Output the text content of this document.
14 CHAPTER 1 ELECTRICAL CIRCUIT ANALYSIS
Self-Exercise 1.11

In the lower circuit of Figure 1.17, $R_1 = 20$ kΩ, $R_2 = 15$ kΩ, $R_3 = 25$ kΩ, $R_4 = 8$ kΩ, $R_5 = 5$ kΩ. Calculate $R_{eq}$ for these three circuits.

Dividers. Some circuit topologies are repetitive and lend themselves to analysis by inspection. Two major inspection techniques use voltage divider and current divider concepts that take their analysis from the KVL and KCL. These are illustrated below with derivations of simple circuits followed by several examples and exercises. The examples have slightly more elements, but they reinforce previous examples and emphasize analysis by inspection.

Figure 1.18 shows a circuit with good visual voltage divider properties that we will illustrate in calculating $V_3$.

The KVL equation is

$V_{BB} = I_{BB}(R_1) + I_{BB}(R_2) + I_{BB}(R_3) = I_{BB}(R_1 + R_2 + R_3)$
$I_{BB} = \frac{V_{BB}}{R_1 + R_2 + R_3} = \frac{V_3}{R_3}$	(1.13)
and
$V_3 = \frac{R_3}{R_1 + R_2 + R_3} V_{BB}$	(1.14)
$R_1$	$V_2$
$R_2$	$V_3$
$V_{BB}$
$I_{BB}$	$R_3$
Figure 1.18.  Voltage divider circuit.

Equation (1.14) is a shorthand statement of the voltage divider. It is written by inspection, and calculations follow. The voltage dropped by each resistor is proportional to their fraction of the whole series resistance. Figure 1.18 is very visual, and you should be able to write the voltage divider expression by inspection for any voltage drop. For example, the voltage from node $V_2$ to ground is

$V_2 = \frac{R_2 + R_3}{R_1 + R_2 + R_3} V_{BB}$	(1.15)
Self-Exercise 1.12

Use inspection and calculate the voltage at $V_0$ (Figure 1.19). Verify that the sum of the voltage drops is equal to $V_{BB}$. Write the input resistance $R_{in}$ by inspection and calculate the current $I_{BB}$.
■ ■ ■
_What you are asked to do_.
All of the entries must be written out exactly as they stand.

_Correct result_.
Output the text content of this document.
14 CHAPTER 1 ELECTRICAL CIRCUIT ANALYSIS
Self-Exercise 1.11

In the lower circuit of Figure 1.17, $R_1 = 20$ kΩ, $R_2 = 15$ kΩ, $R_3 = 25$ kΩ, $R_4 = 8$ kΩ, $R_5 = 5$ kΩ. Calculate $R_{eq}$ for these three circuits.

Dividers. Some circuit topologies are repetitive and lend themselves to analysis by inspection. Two major inspection techniques use voltage divider and current divider concepts that take their analysis from the KVL and KCL. These are illustrated below with derivations of simple circuits followed by several examples and exercises. The examples have slightly more elements, but they reinforce previous examples and emphasize analysis by inspection.

Figure 1.18 shows a circuit with good visual voltage divider properties that we will illustrate in calculating $V_3$.

The KVL equation is

$V_{BB} = I_{BB}(R_1) + I_{BB}(R_2) + I_{BB}(R_3) = I_{BB}(R_1 + R_2 + R_3)$
$I_{BB} = \frac{V_{BB}}{R_1 + R_2 + R_3} = \frac{V_3}{R_3}$	(1.13)
and
$V_3 = \frac{R_3}{R_1 + R_2 + R_3} V_{BB}$	(1.14)
$R_1$	$V_2$
$R_2$	$V_3$
$V_{BB}$
$I_{BB}$	$R_3$
Figure 1.18.  Voltage divider circuit.

Equation (1.14) is a shorthand statement of the voltage divider. It is written by inspection, and calculations follow. The voltage dropped by each resistor is proportional to their fraction of the whole series resistance. Figure 1.18 is very visual, and you should be able to write the voltage divider expression by inspection for any voltage drop. For example, the voltage from node $V_2$ to ground is

$V_2 = \frac{R_2 + R_3}{R_1 + R_2 + R_3} V_{BB}$	(1.15)
Self-Exercise 1.12

Use inspection and calculate the voltage at $V_0$ (Figure 1.19). Verify that the sum of the voltage drops is equal to $V_{BB}$. Write the input resistance $R_{in}$ by inspection and calculate the current $I_{BB}$.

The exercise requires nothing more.